■ SHORT PROBLEM: Take each line containing the word "instrumentów" and copy it.

• • • • •

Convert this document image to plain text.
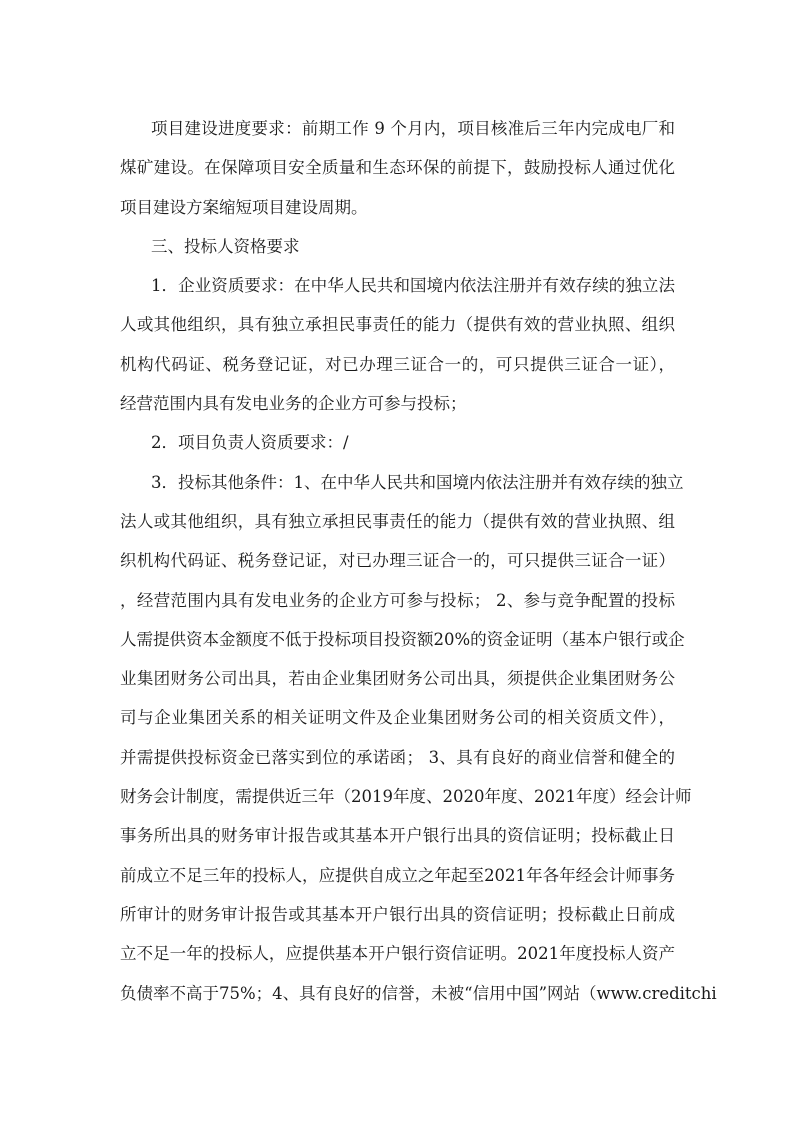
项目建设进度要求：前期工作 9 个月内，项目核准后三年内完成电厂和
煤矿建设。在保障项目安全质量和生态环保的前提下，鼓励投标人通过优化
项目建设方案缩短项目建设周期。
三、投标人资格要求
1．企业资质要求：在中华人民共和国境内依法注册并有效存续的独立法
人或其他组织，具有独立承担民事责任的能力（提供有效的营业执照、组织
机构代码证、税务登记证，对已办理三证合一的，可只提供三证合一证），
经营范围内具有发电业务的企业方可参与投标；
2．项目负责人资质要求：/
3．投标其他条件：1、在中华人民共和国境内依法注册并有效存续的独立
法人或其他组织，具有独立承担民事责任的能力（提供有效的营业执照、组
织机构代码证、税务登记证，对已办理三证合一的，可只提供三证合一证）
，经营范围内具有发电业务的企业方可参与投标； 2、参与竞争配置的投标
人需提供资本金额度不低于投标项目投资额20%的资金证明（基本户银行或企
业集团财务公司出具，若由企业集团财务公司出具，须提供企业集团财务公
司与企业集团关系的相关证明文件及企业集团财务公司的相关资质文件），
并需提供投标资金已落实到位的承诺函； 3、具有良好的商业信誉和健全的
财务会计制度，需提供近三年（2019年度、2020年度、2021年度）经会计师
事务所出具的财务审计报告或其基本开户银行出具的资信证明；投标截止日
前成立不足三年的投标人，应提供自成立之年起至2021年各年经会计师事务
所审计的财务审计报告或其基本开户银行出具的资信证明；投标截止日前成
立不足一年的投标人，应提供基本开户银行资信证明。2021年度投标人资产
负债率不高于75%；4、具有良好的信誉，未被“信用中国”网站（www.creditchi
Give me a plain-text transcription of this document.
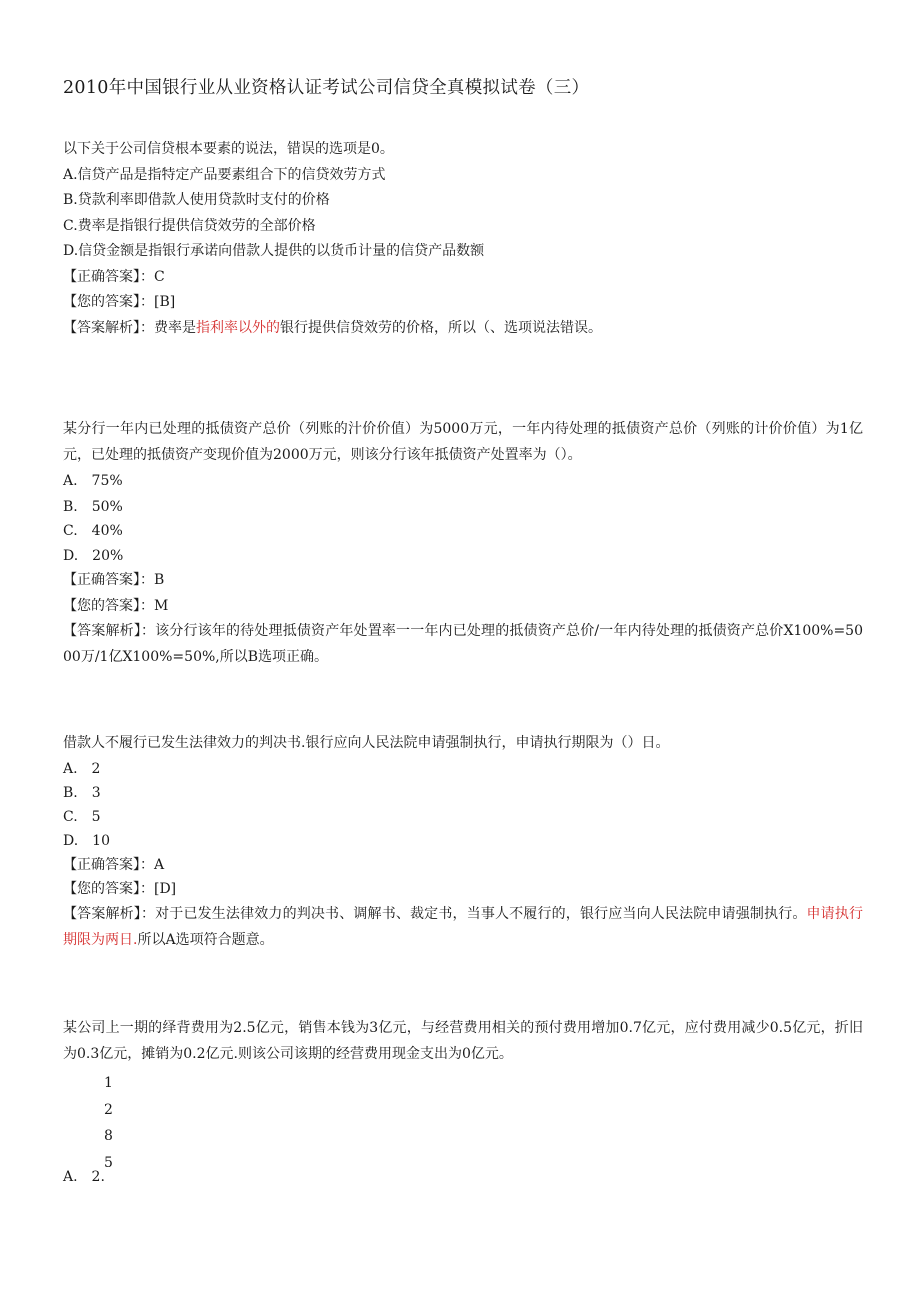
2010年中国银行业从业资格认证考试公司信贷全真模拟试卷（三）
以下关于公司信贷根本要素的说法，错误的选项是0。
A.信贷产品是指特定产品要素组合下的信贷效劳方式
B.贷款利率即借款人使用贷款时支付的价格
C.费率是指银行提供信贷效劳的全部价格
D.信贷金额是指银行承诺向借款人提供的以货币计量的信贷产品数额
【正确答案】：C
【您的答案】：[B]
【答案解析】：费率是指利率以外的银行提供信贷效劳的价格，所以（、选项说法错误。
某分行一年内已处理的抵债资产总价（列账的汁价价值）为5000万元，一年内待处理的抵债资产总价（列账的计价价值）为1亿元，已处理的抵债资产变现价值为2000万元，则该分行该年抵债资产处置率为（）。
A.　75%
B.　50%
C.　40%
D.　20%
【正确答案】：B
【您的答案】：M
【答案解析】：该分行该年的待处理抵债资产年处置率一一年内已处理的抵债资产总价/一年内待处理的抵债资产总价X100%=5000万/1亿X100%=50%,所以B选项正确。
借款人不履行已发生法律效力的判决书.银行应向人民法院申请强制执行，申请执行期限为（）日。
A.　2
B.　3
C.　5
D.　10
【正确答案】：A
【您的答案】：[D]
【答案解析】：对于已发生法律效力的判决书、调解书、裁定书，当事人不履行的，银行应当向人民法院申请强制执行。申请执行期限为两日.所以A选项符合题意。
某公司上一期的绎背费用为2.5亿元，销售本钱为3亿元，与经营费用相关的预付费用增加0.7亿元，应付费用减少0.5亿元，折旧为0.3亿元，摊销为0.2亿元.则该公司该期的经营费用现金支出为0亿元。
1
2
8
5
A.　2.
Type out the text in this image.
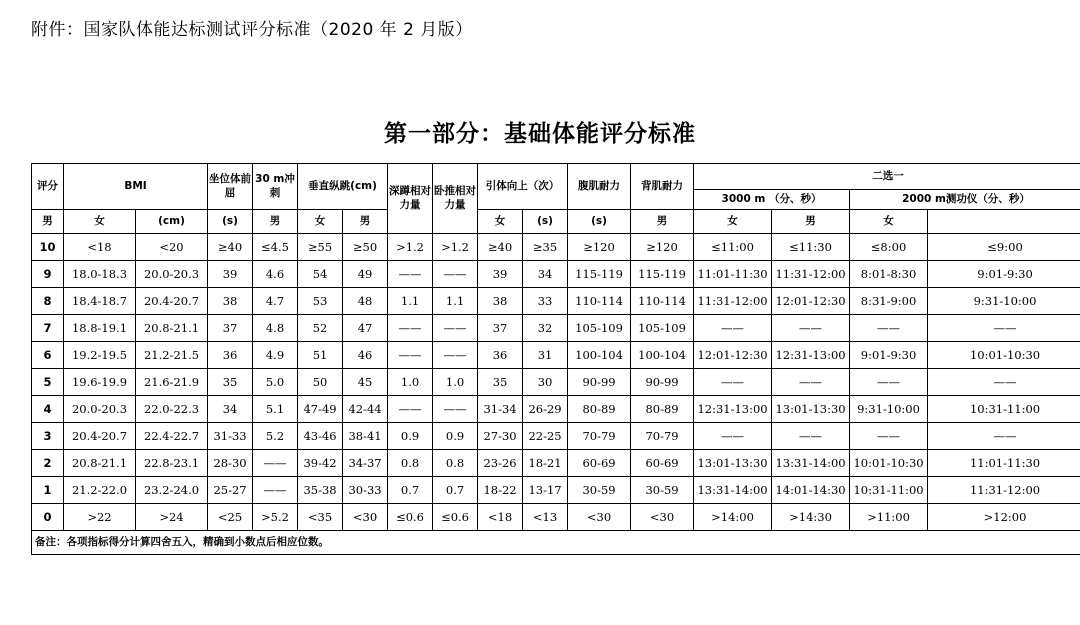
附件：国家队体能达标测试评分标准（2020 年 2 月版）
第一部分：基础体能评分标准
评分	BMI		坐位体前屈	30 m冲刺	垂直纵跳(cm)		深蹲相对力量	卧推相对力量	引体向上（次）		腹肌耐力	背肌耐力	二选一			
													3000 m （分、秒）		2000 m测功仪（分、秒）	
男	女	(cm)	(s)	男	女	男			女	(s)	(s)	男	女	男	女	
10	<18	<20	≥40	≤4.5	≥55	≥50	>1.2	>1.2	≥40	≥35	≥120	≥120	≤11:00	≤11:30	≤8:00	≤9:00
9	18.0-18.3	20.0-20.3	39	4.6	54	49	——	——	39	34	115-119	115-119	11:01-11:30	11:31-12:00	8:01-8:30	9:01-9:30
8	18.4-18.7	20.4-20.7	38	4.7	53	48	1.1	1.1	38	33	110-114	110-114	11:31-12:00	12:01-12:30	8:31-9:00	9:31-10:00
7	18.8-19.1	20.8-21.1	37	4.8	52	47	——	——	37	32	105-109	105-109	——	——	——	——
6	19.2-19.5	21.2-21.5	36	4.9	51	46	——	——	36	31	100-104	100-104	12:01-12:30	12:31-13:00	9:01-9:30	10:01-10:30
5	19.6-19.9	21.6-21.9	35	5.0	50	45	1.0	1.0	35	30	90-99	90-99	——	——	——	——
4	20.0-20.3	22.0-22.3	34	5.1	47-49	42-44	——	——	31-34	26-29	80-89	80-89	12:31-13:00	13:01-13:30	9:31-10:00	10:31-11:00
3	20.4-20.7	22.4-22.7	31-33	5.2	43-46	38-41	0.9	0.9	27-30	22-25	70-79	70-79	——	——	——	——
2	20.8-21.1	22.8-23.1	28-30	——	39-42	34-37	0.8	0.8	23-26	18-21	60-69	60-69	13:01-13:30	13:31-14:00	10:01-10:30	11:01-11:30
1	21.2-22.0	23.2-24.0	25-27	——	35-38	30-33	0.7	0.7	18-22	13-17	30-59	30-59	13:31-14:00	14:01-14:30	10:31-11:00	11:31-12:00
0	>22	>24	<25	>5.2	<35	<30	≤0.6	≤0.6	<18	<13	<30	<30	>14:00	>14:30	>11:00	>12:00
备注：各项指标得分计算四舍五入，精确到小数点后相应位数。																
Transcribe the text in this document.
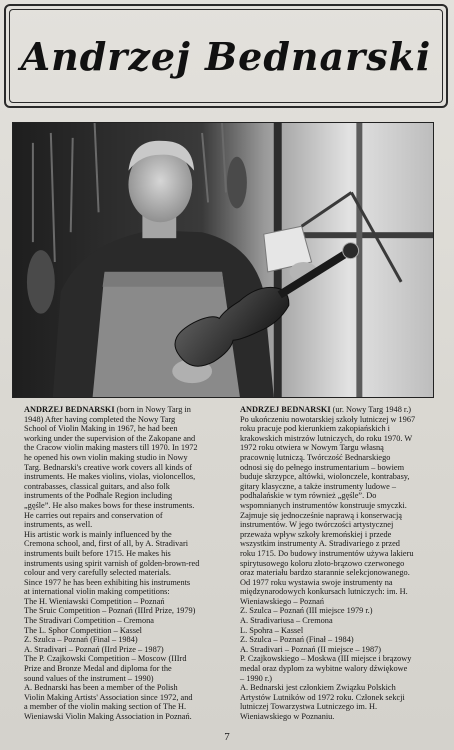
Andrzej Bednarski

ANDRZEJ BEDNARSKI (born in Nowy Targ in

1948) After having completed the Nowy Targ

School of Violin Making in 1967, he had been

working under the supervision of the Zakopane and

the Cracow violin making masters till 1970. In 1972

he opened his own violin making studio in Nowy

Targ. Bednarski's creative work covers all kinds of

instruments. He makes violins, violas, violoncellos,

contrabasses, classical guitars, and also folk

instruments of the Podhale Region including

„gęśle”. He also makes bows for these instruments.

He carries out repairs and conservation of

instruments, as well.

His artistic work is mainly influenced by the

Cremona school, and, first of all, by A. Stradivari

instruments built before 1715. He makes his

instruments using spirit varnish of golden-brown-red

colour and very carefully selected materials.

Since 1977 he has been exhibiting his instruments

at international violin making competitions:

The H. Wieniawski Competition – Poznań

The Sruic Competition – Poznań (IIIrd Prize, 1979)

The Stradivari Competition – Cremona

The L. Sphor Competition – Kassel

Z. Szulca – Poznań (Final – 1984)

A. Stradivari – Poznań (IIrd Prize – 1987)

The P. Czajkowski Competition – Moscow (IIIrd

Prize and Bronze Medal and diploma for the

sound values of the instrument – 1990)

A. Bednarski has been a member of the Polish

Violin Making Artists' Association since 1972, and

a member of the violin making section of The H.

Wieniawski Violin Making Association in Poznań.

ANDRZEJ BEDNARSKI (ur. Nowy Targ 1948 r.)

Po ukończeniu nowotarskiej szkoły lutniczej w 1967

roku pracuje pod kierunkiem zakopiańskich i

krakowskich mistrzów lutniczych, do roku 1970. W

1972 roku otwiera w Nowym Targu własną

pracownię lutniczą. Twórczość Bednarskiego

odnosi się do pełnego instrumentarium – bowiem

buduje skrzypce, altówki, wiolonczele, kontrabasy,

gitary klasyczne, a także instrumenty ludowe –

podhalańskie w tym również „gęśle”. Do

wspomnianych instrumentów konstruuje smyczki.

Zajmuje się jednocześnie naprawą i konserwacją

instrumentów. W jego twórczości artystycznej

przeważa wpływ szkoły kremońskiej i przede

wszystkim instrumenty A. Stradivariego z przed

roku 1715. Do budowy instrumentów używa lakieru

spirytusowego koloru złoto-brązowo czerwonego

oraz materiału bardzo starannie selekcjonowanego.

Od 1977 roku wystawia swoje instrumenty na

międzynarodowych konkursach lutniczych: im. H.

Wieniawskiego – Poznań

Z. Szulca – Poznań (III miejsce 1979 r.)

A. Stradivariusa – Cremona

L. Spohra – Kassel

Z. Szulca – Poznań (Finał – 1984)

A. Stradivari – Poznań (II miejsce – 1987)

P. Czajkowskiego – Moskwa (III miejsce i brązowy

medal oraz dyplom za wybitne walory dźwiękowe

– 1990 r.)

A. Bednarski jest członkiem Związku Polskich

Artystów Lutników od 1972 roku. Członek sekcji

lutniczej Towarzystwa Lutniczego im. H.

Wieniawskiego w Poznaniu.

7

• • • • •

■ SOLUTION BELOW:
wspomnianych instrumentów konstruuje smyczki.
instrumentów. W jego twórczości artystycznej
roku 1715. Do budowy instrumentów używa lakieru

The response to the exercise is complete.